== What is required ==
Reproduce the lines of the material exactly, excluding every image.

[Data extracted from a collection]
====
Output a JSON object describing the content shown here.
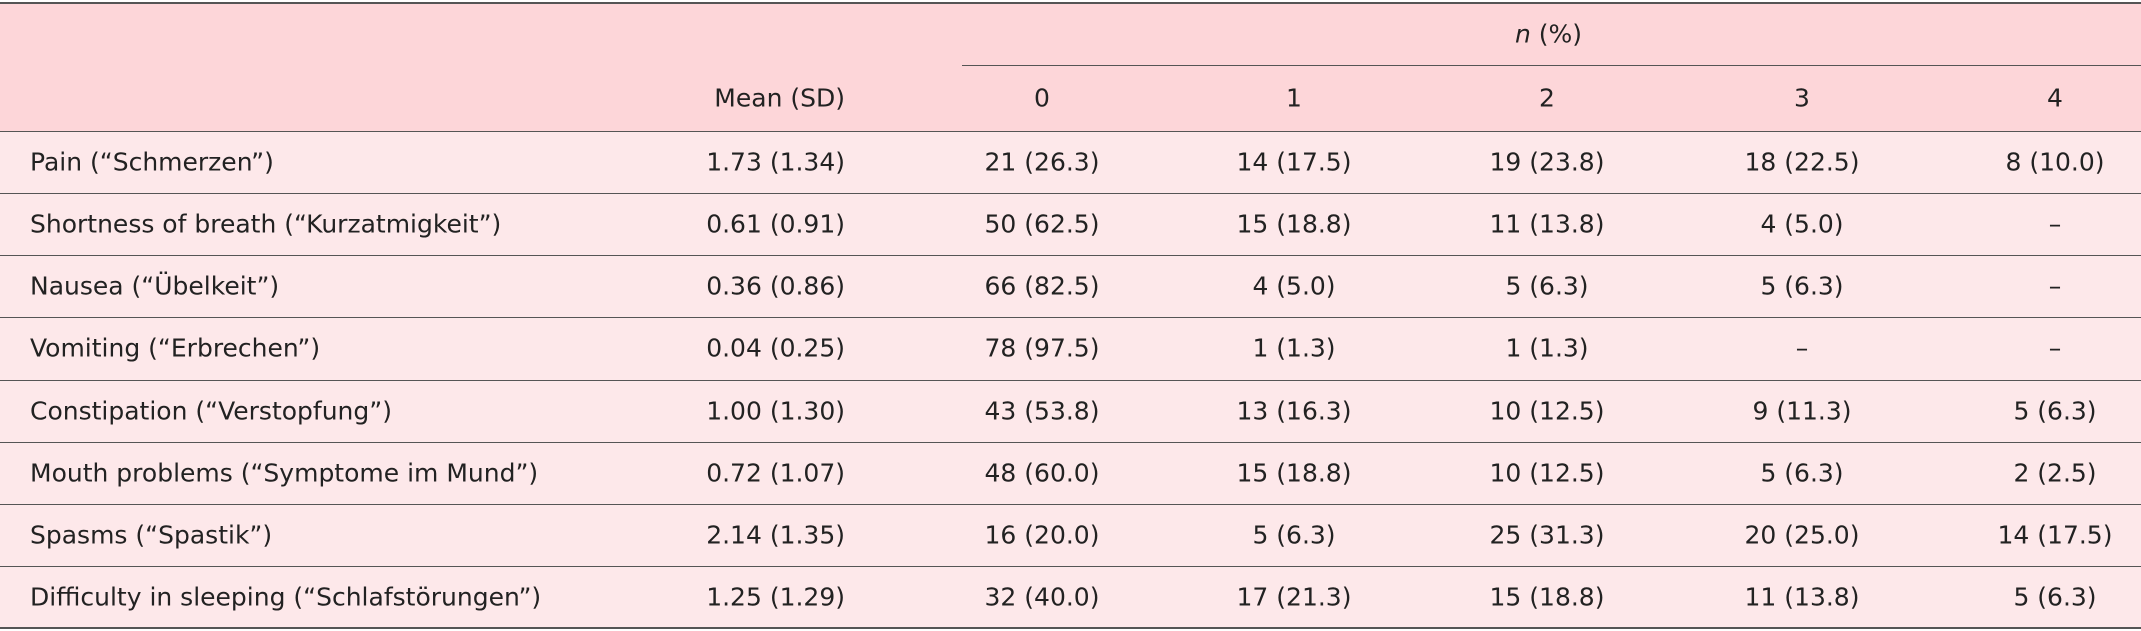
{
  "table": {
    "header": {
      "n_symbol": "n",
      "n_suffix": "(%)",
      "columns": [
        "Mean (SD)",
        "0",
        "1",
        "2",
        "3",
        "4"
      ]
    },
    "rows": [
      [
        "Pain (“Schmerzen”)",
        "1.73 (1.34)",
        "21 (26.3)",
        "14 (17.5)",
        "19 (23.8)",
        "18 (22.5)",
        "8 (10.0)"
      ],
      [
        "Shortness of breath (“Kurzatmigkeit”)",
        "0.61 (0.91)",
        "50 (62.5)",
        "15 (18.8)",
        "11 (13.8)",
        "4 (5.0)",
        "–"
      ],
      [
        "Nausea (“Übelkeit”)",
        "0.36 (0.86)",
        "66 (82.5)",
        "4 (5.0)",
        "5 (6.3)",
        "5 (6.3)",
        "–"
      ],
      [
        "Vomiting (“Erbrechen”)",
        "0.04 (0.25)",
        "78 (97.5)",
        "1 (1.3)",
        "1 (1.3)",
        "–",
        "–"
      ],
      [
        "Constipation (“Verstopfung”)",
        "1.00 (1.30)",
        "43 (53.8)",
        "13 (16.3)",
        "10 (12.5)",
        "9 (11.3)",
        "5 (6.3)"
      ],
      [
        "Mouth problems (“Symptome im Mund”)",
        "0.72 (1.07)",
        "48 (60.0)",
        "15 (18.8)",
        "10 (12.5)",
        "5 (6.3)",
        "2 (2.5)"
      ],
      [
        "Spasms (“Spastik”)",
        "2.14 (1.35)",
        "16 (20.0)",
        "5 (6.3)",
        "25 (31.3)",
        "20 (25.0)",
        "14 (17.5)"
      ],
      [
        "Difficulty in sleeping (“Schlafstörungen”)",
        "1.25 (1.29)",
        "32 (40.0)",
        "17 (21.3)",
        "15 (18.8)",
        "11 (13.8)",
        "5 (6.3)"
      ]
    ]
  }
}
====
== Written solution ==
Output a JSON object describing the content shown here.
{
  "table": {
    "header": {
      "n_symbol": "n",
      "n_suffix": "(%)",
      "columns": [
        "Mean (SD)",
        "0",
        "1",
        "2",
        "3",
        "4"
      ]
    },
    "rows": [
      [
        "Pain (“Schmerzen”)",
        "1.73 (1.34)",
        "21 (26.3)",
        "14 (17.5)",
        "19 (23.8)",
        "18 (22.5)",
        "8 (10.0)"
      ],
      [
        "Shortness of breath (“Kurzatmigkeit”)",
        "0.61 (0.91)",
        "50 (62.5)",
        "15 (18.8)",
        "11 (13.8)",
        "4 (5.0)",
        "–"
      ],
      [
        "Nausea (“Übelkeit”)",
        "0.36 (0.86)",
        "66 (82.5)",
        "4 (5.0)",
        "5 (6.3)",
        "5 (6.3)",
        "–"
      ],
      [
        "Vomiting (“Erbrechen”)",
        "0.04 (0.25)",
        "78 (97.5)",
        "1 (1.3)",
        "1 (1.3)",
        "–",
        "–"
      ],
      [
        "Constipation (“Verstopfung”)",
        "1.00 (1.30)",
        "43 (53.8)",
        "13 (16.3)",
        "10 (12.5)",
        "9 (11.3)",
        "5 (6.3)"
      ],
      [
        "Mouth problems (“Symptome im Mund”)",
        "0.72 (1.07)",
        "48 (60.0)",
        "15 (18.8)",
        "10 (12.5)",
        "5 (6.3)",
        "2 (2.5)"
      ],
      [
        "Spasms (“Spastik”)",
        "2.14 (1.35)",
        "16 (20.0)",
        "5 (6.3)",
        "25 (31.3)",
        "20 (25.0)",
        "14 (17.5)"
      ],
      [
        "Difficulty in sleeping (“Schlafstörungen”)",
        "1.25 (1.29)",
        "32 (40.0)",
        "17 (21.3)",
        "15 (18.8)",
        "11 (13.8)",
        "5 (6.3)"
      ]
    ]
  }
}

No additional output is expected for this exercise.